Data in this exercise START

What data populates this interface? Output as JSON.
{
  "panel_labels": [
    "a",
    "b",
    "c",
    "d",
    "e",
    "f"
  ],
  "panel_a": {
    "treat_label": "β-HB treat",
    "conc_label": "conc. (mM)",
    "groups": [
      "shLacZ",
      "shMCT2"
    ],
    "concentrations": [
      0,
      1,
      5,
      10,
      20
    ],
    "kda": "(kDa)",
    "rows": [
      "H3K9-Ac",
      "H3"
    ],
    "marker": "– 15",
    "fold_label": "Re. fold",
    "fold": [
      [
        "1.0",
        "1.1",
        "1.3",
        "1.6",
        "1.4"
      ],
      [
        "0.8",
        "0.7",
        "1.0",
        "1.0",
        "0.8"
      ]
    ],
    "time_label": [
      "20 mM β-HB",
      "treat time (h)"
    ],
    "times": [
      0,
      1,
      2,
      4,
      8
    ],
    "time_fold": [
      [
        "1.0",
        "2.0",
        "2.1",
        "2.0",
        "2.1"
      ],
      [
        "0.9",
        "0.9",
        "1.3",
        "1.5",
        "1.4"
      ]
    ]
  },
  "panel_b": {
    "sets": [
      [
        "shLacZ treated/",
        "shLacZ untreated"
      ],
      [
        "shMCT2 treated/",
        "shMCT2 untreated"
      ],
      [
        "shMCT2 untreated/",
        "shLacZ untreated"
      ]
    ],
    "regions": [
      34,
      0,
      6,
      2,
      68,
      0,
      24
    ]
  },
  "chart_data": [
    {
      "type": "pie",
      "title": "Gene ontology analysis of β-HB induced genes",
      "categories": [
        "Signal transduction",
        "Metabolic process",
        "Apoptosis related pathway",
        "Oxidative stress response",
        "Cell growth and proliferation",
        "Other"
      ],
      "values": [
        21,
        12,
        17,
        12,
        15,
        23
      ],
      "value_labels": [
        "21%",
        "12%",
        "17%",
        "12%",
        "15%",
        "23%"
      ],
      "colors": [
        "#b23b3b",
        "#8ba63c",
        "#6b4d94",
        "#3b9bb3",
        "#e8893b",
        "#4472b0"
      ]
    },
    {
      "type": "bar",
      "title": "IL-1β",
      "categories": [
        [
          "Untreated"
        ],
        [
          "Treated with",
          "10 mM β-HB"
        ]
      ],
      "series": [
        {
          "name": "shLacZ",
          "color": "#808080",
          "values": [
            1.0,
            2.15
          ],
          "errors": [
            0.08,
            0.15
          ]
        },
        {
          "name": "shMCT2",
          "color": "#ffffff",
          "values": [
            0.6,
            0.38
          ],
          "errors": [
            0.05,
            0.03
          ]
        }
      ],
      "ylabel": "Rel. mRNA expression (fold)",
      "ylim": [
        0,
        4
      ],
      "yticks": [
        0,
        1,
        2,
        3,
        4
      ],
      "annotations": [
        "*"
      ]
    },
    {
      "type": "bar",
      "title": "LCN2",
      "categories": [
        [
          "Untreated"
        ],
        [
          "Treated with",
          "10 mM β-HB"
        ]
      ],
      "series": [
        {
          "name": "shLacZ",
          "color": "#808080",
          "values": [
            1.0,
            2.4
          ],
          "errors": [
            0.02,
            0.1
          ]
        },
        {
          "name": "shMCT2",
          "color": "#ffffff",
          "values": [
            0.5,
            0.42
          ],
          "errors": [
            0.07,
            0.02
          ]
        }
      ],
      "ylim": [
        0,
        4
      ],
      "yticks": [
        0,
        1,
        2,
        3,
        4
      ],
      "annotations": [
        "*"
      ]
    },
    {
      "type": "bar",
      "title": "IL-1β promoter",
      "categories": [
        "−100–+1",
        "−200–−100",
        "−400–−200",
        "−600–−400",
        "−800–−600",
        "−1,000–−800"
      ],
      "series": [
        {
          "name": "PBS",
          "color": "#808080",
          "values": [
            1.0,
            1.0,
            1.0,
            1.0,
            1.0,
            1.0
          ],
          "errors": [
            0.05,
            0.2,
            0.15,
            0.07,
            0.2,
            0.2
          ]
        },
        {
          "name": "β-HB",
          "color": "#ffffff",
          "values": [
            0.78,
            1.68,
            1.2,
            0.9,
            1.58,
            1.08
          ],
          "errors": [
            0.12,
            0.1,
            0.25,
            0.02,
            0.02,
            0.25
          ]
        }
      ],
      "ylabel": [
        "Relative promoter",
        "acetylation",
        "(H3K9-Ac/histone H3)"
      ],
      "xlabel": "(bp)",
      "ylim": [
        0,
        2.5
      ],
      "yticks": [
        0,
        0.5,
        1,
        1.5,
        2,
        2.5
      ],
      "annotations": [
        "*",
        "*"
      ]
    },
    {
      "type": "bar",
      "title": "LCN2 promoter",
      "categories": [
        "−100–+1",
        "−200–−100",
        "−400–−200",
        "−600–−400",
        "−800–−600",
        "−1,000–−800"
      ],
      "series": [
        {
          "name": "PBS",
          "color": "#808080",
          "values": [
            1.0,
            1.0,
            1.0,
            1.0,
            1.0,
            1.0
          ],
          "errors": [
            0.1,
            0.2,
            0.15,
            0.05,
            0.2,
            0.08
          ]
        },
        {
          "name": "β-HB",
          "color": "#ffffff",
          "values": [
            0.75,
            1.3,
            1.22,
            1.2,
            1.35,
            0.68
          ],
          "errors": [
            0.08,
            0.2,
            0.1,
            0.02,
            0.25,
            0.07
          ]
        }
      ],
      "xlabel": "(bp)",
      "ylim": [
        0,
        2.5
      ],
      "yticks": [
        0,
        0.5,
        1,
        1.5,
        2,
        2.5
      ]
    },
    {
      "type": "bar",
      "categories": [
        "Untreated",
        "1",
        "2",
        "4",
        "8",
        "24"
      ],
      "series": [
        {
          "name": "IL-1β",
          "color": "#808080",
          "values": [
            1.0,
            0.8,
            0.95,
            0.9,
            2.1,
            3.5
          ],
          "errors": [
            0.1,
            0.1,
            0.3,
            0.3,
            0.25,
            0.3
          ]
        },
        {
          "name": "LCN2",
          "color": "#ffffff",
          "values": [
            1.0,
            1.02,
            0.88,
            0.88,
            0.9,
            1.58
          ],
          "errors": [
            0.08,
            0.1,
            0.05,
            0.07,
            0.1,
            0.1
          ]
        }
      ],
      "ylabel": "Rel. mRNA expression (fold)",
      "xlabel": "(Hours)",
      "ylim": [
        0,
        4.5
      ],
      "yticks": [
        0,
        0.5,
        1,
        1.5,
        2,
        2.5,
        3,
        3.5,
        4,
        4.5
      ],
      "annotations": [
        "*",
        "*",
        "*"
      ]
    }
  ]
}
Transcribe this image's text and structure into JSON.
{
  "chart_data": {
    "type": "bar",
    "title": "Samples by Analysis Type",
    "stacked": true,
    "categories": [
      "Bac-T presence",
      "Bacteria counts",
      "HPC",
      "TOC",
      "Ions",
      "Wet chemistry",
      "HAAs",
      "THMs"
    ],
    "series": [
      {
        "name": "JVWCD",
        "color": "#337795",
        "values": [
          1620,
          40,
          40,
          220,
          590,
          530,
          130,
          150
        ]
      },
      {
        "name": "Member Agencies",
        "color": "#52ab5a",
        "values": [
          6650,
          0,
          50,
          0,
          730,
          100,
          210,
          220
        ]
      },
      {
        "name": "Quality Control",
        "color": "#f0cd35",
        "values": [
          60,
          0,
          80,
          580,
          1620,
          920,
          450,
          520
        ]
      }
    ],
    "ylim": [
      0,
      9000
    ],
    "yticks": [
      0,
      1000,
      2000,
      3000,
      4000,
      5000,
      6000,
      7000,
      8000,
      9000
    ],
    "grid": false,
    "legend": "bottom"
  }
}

Data in this exercise END

**What to do:**
Reproduce the listing in full. Change nothing.

**Final answer:**
What data populates this interface? Output as JSON.
{
  "panel_labels": [
    "a",
    "b",
    "c",
    "d",
    "e",
    "f"
  ],
  "panel_a": {
    "treat_label": "β-HB treat",
    "conc_label": "conc. (mM)",
    "groups": [
      "shLacZ",
      "shMCT2"
    ],
    "concentrations": [
      0,
      1,
      5,
      10,
      20
    ],
    "kda": "(kDa)",
    "rows": [
      "H3K9-Ac",
      "H3"
    ],
    "marker": "– 15",
    "fold_label": "Re. fold",
    "fold": [
      [
        "1.0",
        "1.1",
        "1.3",
        "1.6",
        "1.4"
      ],
      [
        "0.8",
        "0.7",
        "1.0",
        "1.0",
        "0.8"
      ]
    ],
    "time_label": [
      "20 mM β-HB",
      "treat time (h)"
    ],
    "times": [
      0,
      1,
      2,
      4,
      8
    ],
    "time_fold": [
      [
        "1.0",
        "2.0",
        "2.1",
        "2.0",
        "2.1"
      ],
      [
        "0.9",
        "0.9",
        "1.3",
        "1.5",
        "1.4"
      ]
    ]
  },
  "panel_b": {
    "sets": [
      [
        "shLacZ treated/",
        "shLacZ untreated"
      ],
      [
        "shMCT2 treated/",
        "shMCT2 untreated"
      ],
      [
        "shMCT2 untreated/",
        "shLacZ untreated"
      ]
    ],
    "regions": [
      34,
      0,
      6,
      2,
      68,
      0,
      24
    ]
  },
  "chart_data": [
    {
      "type": "pie",
      "title": "Gene ontology analysis of β-HB induced genes",
      "categories": [
        "Signal transduction",
        "Metabolic process",
        "Apoptosis related pathway",
        "Oxidative stress response",
        "Cell growth and proliferation",
        "Other"
      ],
      "values": [
        21,
        12,
        17,
        12,
        15,
        23
      ],
      "value_labels": [
        "21%",
        "12%",
        "17%",
        "12%",
        "15%",
        "23%"
      ],
      "colors": [
        "#b23b3b",
        "#8ba63c",
        "#6b4d94",
        "#3b9bb3",
        "#e8893b",
        "#4472b0"
      ]
    },
    {
      "type": "bar",
      "title": "IL-1β",
      "categories": [
        [
          "Untreated"
        ],
        [
          "Treated with",
          "10 mM β-HB"
        ]
      ],
      "series": [
        {
          "name": "shLacZ",
          "color": "#808080",
          "values": [
            1.0,
            2.15
          ],
          "errors": [
            0.08,
            0.15
          ]
        },
        {
          "name": "shMCT2",
          "color": "#ffffff",
          "values": [
            0.6,
            0.38
          ],
          "errors": [
            0.05,
            0.03
          ]
        }
      ],
      "ylabel": "Rel. mRNA expression (fold)",
      "ylim": [
        0,
        4
      ],
      "yticks": [
        0,
        1,
        2,
        3,
        4
      ],
      "annotations": [
        "*"
      ]
    },
    {
      "type": "bar",
      "title": "LCN2",
      "categories": [
        [
          "Untreated"
        ],
        [
          "Treated with",
          "10 mM β-HB"
        ]
      ],
      "series": [
        {
          "name": "shLacZ",
          "color": "#808080",
          "values": [
            1.0,
            2.4
          ],
          "errors": [
            0.02,
            0.1
          ]
        },
        {
          "name": "shMCT2",
          "color": "#ffffff",
          "values": [
            0.5,
            0.42
          ],
          "errors": [
            0.07,
            0.02
          ]
        }
      ],
      "ylim": [
        0,
        4
      ],
      "yticks": [
        0,
        1,
        2,
        3,
        4
      ],
      "annotations": [
        "*"
      ]
    },
    {
      "type": "bar",
      "title": "IL-1β promoter",
      "categories": [
        "−100–+1",
        "−200–−100",
        "−400–−200",
        "−600–−400",
        "−800–−600",
        "−1,000–−800"
      ],
      "series": [
        {
          "name": "PBS",
          "color": "#808080",
          "values": [
            1.0,
            1.0,
            1.0,
            1.0,
            1.0,
            1.0
          ],
          "errors": [
            0.05,
            0.2,
            0.15,
            0.07,
            0.2,
            0.2
          ]
        },
        {
          "name": "β-HB",
          "color": "#ffffff",
          "values": [
            0.78,
            1.68,
            1.2,
            0.9,
            1.58,
            1.08
          ],
          "errors": [
            0.12,
            0.1,
            0.25,
            0.02,
            0.02,
            0.25
          ]
        }
      ],
      "ylabel": [
        "Relative promoter",
        "acetylation",
        "(H3K9-Ac/histone H3)"
      ],
      "xlabel": "(bp)",
      "ylim": [
        0,
        2.5
      ],
      "yticks": [
        0,
        0.5,
        1,
        1.5,
        2,
        2.5
      ],
      "annotations": [
        "*",
        "*"
      ]
    },
    {
      "type": "bar",
      "title": "LCN2 promoter",
      "categories": [
        "−100–+1",
        "−200–−100",
        "−400–−200",
        "−600–−400",
        "−800–−600",
        "−1,000–−800"
      ],
      "series": [
        {
          "name": "PBS",
          "color": "#808080",
          "values": [
            1.0,
            1.0,
            1.0,
            1.0,
            1.0,
            1.0
          ],
          "errors": [
            0.1,
            0.2,
            0.15,
            0.05,
            0.2,
            0.08
          ]
        },
        {
          "name": "β-HB",
          "color": "#ffffff",
          "values": [
            0.75,
            1.3,
            1.22,
            1.2,
            1.35,
            0.68
          ],
          "errors": [
            0.08,
            0.2,
            0.1,
            0.02,
            0.25,
            0.07
          ]
        }
      ],
      "xlabel": "(bp)",
      "ylim": [
        0,
        2.5
      ],
      "yticks": [
        0,
        0.5,
        1,
        1.5,
        2,
        2.5
      ]
    },
    {
      "type": "bar",
      "categories": [
        "Untreated",
        "1",
        "2",
        "4",
        "8",
        "24"
      ],
      "series": [
        {
          "name": "IL-1β",
          "color": "#808080",
          "values": [
            1.0,
            0.8,
            0.95,
            0.9,
            2.1,
            3.5
          ],
          "errors": [
            0.1,
            0.1,
            0.3,
            0.3,
            0.25,
            0.3
          ]
        },
        {
          "name": "LCN2",
          "color": "#ffffff",
          "values": [
            1.0,
            1.02,
            0.88,
            0.88,
            0.9,
            1.58
          ],
          "errors": [
            0.08,
            0.1,
            0.05,
            0.07,
            0.1,
            0.1
          ]
        }
      ],
      "ylabel": "Rel. mRNA expression (fold)",
      "xlabel": "(Hours)",
      "ylim": [
        0,
        4.5
      ],
      "yticks": [
        0,
        0.5,
        1,
        1.5,
        2,
        2.5,
        3,
        3.5,
        4,
        4.5
      ],
      "annotations": [
        "*",
        "*",
        "*"
      ]
    }
  ]
}
Transcribe this image's text and structure into JSON.
{
  "chart_data": {
    "type": "bar",
    "title": "Samples by Analysis Type",
    "stacked": true,
    "categories": [
      "Bac-T presence",
      "Bacteria counts",
      "HPC",
      "TOC",
      "Ions",
      "Wet chemistry",
      "HAAs",
      "THMs"
    ],
    "series": [
      {
        "name": "JVWCD",
        "color": "#337795",
        "values": [
          1620,
          40,
          40,
          220,
          590,
          530,
          130,
          150
        ]
      },
      {
        "name": "Member Agencies",
        "color": "#52ab5a",
        "values": [
          6650,
          0,
          50,
          0,
          730,
          100,
          210,
          220
        ]
      },
      {
        "name": "Quality Control",
        "color": "#f0cd35",
        "values": [
          60,
          0,
          80,
          580,
          1620,
          920,
          450,
          520
        ]
      }
    ],
    "ylim": [
      0,
      9000
    ],
    "yticks": [
      0,
      1000,
      2000,
      3000,
      4000,
      5000,
      6000,
      7000,
      8000,
      9000
    ],
    "grid": false,
    "legend": "bottom"
  }
}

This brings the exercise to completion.